Given instruction:
Keep only those lines of the records that include the string "arrow".
=== Records for the task ===
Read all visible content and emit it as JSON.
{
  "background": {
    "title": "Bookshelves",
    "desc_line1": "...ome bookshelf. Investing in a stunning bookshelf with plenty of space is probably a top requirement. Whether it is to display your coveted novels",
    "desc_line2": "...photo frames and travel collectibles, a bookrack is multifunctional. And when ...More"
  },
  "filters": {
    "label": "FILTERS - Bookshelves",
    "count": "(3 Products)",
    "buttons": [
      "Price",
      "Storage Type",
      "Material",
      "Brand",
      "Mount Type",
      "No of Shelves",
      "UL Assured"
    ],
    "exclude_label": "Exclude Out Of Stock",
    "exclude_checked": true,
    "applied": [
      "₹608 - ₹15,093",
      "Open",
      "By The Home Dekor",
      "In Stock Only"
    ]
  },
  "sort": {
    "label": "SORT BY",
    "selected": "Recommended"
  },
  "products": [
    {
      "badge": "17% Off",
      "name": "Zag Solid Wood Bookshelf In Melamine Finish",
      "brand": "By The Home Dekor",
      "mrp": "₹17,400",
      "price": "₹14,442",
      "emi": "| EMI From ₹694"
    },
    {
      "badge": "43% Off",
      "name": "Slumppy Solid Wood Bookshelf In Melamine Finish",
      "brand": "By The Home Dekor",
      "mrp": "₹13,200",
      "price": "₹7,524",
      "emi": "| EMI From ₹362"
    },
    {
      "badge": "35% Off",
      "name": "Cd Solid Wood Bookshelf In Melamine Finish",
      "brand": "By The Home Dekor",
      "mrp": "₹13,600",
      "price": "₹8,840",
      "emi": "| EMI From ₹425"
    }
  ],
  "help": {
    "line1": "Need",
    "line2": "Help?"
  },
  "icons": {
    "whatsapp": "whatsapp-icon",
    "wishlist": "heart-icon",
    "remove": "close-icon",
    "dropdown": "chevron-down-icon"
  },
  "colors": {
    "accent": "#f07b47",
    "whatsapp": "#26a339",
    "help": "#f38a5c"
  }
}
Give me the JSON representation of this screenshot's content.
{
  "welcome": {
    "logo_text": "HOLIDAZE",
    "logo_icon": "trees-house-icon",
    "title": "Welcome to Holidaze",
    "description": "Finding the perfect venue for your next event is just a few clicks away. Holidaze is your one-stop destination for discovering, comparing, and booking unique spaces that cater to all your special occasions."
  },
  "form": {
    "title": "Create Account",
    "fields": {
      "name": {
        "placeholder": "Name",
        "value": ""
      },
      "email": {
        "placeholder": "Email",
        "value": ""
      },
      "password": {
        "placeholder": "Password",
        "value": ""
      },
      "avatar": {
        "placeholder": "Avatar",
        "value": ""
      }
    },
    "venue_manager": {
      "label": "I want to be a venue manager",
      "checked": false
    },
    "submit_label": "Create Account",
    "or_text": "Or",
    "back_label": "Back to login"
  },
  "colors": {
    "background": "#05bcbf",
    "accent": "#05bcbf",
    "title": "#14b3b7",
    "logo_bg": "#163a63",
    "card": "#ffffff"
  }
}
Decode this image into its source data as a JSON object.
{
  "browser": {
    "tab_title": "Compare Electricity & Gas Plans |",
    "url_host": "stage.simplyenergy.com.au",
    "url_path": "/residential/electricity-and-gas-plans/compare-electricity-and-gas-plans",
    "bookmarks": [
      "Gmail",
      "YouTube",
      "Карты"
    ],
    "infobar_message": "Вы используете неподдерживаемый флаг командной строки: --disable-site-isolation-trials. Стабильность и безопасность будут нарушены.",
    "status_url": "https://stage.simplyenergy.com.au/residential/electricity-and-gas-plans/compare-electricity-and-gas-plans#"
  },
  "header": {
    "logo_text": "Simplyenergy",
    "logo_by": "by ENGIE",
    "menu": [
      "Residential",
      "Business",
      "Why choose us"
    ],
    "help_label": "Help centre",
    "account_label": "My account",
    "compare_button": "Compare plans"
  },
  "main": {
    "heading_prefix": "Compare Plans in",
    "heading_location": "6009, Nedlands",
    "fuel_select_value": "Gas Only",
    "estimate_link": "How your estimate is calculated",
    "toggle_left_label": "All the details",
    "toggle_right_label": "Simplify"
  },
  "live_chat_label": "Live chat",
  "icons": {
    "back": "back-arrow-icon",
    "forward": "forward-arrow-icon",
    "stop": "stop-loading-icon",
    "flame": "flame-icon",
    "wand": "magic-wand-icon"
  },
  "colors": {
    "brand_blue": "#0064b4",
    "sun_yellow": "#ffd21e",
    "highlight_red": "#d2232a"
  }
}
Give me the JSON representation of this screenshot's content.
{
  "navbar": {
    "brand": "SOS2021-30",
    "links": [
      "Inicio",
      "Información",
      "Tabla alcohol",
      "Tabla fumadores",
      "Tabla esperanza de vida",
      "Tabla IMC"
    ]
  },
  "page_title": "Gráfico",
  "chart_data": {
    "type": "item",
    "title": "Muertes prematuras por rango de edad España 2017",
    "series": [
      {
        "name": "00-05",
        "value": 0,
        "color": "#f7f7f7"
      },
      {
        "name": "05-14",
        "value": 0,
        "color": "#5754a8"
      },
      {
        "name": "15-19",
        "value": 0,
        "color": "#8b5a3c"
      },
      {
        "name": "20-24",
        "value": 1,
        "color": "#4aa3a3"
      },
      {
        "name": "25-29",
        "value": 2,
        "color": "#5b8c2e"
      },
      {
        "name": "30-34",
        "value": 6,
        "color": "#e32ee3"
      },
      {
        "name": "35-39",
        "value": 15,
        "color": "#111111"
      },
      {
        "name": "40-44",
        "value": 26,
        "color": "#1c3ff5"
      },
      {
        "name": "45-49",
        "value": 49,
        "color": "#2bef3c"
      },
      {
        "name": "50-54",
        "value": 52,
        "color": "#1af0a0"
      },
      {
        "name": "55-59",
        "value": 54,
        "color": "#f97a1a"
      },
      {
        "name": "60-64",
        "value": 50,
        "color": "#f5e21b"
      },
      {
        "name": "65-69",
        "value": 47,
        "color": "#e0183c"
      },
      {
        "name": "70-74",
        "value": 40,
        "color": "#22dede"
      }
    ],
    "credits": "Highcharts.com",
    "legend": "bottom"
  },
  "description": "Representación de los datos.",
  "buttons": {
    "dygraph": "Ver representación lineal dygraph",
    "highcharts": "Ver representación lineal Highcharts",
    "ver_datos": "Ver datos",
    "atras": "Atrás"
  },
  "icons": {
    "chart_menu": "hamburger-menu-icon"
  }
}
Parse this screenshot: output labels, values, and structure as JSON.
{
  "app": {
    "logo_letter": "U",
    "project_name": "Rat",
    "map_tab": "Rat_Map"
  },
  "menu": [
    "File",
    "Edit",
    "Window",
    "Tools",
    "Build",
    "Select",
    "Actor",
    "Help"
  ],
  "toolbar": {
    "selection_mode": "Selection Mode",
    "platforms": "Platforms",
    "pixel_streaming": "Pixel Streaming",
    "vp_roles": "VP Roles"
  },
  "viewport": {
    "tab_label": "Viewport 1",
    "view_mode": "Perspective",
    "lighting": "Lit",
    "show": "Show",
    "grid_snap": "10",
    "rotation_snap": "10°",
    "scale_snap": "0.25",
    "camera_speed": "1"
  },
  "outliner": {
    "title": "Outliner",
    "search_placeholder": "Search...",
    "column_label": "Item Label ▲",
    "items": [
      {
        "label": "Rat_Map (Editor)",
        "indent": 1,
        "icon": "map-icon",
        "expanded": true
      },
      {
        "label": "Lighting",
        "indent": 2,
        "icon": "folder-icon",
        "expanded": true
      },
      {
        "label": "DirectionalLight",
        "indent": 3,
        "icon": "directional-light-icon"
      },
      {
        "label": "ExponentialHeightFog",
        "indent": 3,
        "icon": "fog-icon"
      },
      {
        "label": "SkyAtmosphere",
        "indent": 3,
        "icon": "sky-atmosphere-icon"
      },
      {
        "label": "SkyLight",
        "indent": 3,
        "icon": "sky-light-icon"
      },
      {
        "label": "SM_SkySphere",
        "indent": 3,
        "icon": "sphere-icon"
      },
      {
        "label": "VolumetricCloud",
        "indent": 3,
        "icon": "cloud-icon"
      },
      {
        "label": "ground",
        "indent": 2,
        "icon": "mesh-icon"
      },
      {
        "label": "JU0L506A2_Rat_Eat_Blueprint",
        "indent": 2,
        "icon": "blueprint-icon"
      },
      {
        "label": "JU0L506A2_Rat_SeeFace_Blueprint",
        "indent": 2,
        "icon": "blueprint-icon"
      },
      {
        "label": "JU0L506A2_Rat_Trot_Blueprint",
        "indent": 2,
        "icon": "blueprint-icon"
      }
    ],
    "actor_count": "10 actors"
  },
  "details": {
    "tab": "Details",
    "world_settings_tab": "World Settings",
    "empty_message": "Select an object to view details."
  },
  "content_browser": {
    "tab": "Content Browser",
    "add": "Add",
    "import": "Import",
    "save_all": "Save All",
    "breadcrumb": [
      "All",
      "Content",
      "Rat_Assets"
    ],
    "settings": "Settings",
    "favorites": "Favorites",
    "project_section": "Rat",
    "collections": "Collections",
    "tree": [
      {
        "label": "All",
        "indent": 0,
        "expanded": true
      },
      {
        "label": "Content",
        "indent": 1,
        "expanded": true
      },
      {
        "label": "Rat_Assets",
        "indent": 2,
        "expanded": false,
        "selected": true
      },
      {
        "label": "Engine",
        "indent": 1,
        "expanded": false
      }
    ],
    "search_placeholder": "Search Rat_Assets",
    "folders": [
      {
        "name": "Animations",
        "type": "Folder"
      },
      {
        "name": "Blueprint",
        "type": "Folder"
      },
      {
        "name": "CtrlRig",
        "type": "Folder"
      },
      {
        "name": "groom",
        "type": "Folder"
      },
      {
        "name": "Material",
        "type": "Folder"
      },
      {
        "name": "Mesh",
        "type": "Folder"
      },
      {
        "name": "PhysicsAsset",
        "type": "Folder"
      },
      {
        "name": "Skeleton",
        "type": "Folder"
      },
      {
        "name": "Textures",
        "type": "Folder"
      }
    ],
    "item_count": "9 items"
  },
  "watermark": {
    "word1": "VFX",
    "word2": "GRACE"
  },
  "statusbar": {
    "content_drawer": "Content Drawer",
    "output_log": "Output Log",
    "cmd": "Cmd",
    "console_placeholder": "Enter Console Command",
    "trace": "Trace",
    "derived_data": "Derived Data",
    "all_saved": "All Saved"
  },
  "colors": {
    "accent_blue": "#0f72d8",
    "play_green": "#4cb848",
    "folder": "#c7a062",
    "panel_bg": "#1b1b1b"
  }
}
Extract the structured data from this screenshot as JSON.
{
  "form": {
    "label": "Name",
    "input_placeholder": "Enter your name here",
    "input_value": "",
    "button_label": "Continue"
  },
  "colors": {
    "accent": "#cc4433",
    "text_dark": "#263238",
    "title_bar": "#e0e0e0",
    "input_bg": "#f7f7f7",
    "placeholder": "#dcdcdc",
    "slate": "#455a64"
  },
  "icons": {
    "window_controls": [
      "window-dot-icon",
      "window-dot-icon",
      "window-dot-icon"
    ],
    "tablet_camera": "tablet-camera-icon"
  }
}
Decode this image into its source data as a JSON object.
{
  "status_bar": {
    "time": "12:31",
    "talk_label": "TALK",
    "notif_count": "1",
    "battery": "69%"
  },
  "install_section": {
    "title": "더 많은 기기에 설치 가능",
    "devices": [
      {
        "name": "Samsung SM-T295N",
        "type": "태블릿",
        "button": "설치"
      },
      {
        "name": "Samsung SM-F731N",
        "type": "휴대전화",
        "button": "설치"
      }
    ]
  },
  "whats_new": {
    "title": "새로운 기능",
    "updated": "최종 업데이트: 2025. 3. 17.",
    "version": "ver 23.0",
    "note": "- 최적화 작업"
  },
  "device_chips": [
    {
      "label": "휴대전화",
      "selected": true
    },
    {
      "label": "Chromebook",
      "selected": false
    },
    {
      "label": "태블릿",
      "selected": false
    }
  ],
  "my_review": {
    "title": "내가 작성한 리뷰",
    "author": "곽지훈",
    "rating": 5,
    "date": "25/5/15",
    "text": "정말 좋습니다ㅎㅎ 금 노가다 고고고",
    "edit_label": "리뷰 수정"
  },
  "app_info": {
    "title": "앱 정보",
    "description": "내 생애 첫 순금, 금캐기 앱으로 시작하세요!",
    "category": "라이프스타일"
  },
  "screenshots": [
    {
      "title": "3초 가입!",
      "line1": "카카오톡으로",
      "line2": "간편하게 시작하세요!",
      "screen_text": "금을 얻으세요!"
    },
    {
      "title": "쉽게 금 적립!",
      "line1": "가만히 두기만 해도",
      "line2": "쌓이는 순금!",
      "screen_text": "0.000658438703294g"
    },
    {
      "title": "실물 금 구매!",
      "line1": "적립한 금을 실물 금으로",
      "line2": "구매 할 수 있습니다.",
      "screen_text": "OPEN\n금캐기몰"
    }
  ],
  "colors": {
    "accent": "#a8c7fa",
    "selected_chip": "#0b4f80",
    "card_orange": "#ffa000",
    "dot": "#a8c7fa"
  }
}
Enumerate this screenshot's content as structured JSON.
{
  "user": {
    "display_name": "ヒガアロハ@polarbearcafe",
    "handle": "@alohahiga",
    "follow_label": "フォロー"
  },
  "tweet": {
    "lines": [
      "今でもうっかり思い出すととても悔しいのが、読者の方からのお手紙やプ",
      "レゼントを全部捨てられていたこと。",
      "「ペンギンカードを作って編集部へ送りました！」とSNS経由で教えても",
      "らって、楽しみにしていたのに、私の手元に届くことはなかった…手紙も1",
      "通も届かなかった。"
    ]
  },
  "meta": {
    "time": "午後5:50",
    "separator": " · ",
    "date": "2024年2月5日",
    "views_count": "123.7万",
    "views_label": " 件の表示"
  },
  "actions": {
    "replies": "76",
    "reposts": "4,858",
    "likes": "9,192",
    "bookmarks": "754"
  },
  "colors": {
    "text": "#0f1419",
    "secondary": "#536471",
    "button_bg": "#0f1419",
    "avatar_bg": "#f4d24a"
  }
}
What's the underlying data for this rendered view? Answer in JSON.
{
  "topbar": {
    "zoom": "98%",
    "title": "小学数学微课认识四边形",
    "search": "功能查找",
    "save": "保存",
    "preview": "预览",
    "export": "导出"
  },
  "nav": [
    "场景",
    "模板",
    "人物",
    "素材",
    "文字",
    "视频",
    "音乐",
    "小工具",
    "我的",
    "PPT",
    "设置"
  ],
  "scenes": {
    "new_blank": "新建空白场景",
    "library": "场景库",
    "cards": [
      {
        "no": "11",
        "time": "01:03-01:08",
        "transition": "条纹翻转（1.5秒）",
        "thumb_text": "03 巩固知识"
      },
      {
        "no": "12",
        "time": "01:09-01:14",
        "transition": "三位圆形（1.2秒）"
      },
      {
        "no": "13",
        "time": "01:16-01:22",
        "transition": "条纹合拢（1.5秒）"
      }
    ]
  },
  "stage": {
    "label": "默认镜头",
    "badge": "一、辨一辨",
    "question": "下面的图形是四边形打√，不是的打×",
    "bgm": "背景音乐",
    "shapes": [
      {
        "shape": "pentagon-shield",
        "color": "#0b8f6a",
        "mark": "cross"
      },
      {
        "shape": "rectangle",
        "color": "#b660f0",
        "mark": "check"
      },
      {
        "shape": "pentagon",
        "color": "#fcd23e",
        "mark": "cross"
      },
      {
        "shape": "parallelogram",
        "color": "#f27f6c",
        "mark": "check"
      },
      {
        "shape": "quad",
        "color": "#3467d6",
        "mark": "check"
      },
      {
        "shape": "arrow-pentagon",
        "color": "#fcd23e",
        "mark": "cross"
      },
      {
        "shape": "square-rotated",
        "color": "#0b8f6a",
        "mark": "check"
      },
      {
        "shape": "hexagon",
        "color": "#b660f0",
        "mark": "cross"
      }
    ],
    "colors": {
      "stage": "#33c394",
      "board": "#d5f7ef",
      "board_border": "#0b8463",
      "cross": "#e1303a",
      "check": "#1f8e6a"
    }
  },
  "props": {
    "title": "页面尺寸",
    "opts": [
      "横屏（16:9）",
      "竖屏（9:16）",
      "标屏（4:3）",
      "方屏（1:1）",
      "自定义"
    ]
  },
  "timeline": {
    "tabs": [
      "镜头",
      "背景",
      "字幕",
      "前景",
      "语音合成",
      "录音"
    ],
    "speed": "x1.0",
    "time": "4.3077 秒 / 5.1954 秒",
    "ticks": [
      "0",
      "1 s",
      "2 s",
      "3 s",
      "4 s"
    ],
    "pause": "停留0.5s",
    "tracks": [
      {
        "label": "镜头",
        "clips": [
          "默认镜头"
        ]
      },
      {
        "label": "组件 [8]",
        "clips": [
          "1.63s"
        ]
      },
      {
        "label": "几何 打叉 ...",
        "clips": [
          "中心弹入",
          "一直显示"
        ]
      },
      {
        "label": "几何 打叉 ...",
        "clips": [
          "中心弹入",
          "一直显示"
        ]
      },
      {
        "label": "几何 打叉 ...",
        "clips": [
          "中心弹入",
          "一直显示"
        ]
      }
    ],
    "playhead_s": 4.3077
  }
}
===
Exercise response:
    "back": "back-arrow-icon",
    "forward": "forward-arrow-icon",
        "shape": "arrow-pentagon",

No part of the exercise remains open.